REQUIRED WORK >>
Reproduce all entries precisely, down to the last character.

──────── SUPPLIED ENTRIES

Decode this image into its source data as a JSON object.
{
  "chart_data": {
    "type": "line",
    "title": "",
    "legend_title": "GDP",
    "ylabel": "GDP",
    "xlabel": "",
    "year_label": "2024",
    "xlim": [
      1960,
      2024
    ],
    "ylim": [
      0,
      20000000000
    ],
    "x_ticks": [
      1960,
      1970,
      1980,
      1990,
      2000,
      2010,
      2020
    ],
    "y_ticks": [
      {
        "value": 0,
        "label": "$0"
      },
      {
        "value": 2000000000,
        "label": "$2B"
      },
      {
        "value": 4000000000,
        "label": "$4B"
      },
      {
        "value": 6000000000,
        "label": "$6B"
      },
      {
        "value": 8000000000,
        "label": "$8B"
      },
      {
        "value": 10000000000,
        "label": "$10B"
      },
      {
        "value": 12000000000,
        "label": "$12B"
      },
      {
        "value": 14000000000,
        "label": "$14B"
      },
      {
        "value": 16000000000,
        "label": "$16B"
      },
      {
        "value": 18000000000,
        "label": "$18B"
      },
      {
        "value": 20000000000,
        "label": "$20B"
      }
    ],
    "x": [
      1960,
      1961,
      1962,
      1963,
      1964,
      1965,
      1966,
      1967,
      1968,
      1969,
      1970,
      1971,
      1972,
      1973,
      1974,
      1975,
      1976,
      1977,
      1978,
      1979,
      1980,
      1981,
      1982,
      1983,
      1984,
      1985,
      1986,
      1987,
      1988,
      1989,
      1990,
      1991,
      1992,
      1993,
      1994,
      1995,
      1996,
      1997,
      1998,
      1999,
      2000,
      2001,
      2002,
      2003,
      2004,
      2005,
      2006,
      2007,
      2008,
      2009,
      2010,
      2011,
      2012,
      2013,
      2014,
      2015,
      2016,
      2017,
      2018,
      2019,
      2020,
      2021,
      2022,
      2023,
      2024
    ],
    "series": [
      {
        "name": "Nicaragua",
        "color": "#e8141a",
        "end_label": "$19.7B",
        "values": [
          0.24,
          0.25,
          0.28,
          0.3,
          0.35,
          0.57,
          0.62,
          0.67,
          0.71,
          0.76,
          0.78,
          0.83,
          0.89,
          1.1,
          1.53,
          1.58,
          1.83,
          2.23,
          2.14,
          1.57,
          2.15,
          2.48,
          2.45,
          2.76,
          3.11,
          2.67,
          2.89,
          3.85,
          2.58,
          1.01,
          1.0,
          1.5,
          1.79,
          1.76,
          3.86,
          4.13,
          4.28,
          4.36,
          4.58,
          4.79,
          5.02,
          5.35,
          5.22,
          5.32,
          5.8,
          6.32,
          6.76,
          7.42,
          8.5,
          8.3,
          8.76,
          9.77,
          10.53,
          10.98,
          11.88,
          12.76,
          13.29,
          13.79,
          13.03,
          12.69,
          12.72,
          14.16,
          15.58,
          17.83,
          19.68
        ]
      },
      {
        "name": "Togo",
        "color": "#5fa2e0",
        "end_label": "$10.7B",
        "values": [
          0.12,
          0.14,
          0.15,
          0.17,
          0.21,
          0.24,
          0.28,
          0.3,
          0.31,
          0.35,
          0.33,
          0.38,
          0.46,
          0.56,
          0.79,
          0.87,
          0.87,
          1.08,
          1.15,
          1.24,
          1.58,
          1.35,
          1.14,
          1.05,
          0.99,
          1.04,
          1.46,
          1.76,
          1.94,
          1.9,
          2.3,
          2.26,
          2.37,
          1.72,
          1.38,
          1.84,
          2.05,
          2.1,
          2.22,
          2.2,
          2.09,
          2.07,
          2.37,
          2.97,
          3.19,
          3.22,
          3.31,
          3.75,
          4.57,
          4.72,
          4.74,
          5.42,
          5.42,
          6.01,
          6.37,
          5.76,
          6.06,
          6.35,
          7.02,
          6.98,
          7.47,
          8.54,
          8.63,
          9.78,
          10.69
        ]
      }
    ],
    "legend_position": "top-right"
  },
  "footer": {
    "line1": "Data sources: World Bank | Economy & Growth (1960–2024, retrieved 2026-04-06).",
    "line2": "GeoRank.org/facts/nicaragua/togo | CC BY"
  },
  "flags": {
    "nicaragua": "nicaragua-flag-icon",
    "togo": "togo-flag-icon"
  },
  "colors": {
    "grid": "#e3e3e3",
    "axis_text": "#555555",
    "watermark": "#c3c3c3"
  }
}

────────────────

FULL SOLUTION >>
Decode this image into its source data as a JSON object.
{
  "chart_data": {
    "type": "line",
    "title": "",
    "legend_title": "GDP",
    "ylabel": "GDP",
    "xlabel": "",
    "year_label": "2024",
    "xlim": [
      1960,
      2024
    ],
    "ylim": [
      0,
      20000000000
    ],
    "x_ticks": [
      1960,
      1970,
      1980,
      1990,
      2000,
      2010,
      2020
    ],
    "y_ticks": [
      {
        "value": 0,
        "label": "$0"
      },
      {
        "value": 2000000000,
        "label": "$2B"
      },
      {
        "value": 4000000000,
        "label": "$4B"
      },
      {
        "value": 6000000000,
        "label": "$6B"
      },
      {
        "value": 8000000000,
        "label": "$8B"
      },
      {
        "value": 10000000000,
        "label": "$10B"
      },
      {
        "value": 12000000000,
        "label": "$12B"
      },
      {
        "value": 14000000000,
        "label": "$14B"
      },
      {
        "value": 16000000000,
        "label": "$16B"
      },
      {
        "value": 18000000000,
        "label": "$18B"
      },
      {
        "value": 20000000000,
        "label": "$20B"
      }
    ],
    "x": [
      1960,
      1961,
      1962,
      1963,
      1964,
      1965,
      1966,
      1967,
      1968,
      1969,
      1970,
      1971,
      1972,
      1973,
      1974,
      1975,
      1976,
      1977,
      1978,
      1979,
      1980,
      1981,
      1982,
      1983,
      1984,
      1985,
      1986,
      1987,
      1988,
      1989,
      1990,
      1991,
      1992,
      1993,
      1994,
      1995,
      1996,
      1997,
      1998,
      1999,
      2000,
      2001,
      2002,
      2003,
      2004,
      2005,
      2006,
      2007,
      2008,
      2009,
      2010,
      2011,
      2012,
      2013,
      2014,
      2015,
      2016,
      2017,
      2018,
      2019,
      2020,
      2021,
      2022,
      2023,
      2024
    ],
    "series": [
      {
        "name": "Nicaragua",
        "color": "#e8141a",
        "end_label": "$19.7B",
        "values": [
          0.24,
          0.25,
          0.28,
          0.3,
          0.35,
          0.57,
          0.62,
          0.67,
          0.71,
          0.76,
          0.78,
          0.83,
          0.89,
          1.1,
          1.53,
          1.58,
          1.83,
          2.23,
          2.14,
          1.57,
          2.15,
          2.48,
          2.45,
          2.76,
          3.11,
          2.67,
          2.89,
          3.85,
          2.58,
          1.01,
          1.0,
          1.5,
          1.79,
          1.76,
          3.86,
          4.13,
          4.28,
          4.36,
          4.58,
          4.79,
          5.02,
          5.35,
          5.22,
          5.32,
          5.8,
          6.32,
          6.76,
          7.42,
          8.5,
          8.3,
          8.76,
          9.77,
          10.53,
          10.98,
          11.88,
          12.76,
          13.29,
          13.79,
          13.03,
          12.69,
          12.72,
          14.16,
          15.58,
          17.83,
          19.68
        ]
      },
      {
        "name": "Togo",
        "color": "#5fa2e0",
        "end_label": "$10.7B",
        "values": [
          0.12,
          0.14,
          0.15,
          0.17,
          0.21,
          0.24,
          0.28,
          0.3,
          0.31,
          0.35,
          0.33,
          0.38,
          0.46,
          0.56,
          0.79,
          0.87,
          0.87,
          1.08,
          1.15,
          1.24,
          1.58,
          1.35,
          1.14,
          1.05,
          0.99,
          1.04,
          1.46,
          1.76,
          1.94,
          1.9,
          2.3,
          2.26,
          2.37,
          1.72,
          1.38,
          1.84,
          2.05,
          2.1,
          2.22,
          2.2,
          2.09,
          2.07,
          2.37,
          2.97,
          3.19,
          3.22,
          3.31,
          3.75,
          4.57,
          4.72,
          4.74,
          5.42,
          5.42,
          6.01,
          6.37,
          5.76,
          6.06,
          6.35,
          7.02,
          6.98,
          7.47,
          8.54,
          8.63,
          9.78,
          10.69
        ]
      }
    ],
    "legend_position": "top-right"
  },
  "footer": {
    "line1": "Data sources: World Bank | Economy & Growth (1960–2024, retrieved 2026-04-06).",
    "line2": "GeoRank.org/facts/nicaragua/togo | CC BY"
  },
  "flags": {
    "nicaragua": "nicaragua-flag-icon",
    "togo": "togo-flag-icon"
  },
  "colors": {
    "grid": "#e3e3e3",
    "axis_text": "#555555",
    "watermark": "#c3c3c3"
  }
}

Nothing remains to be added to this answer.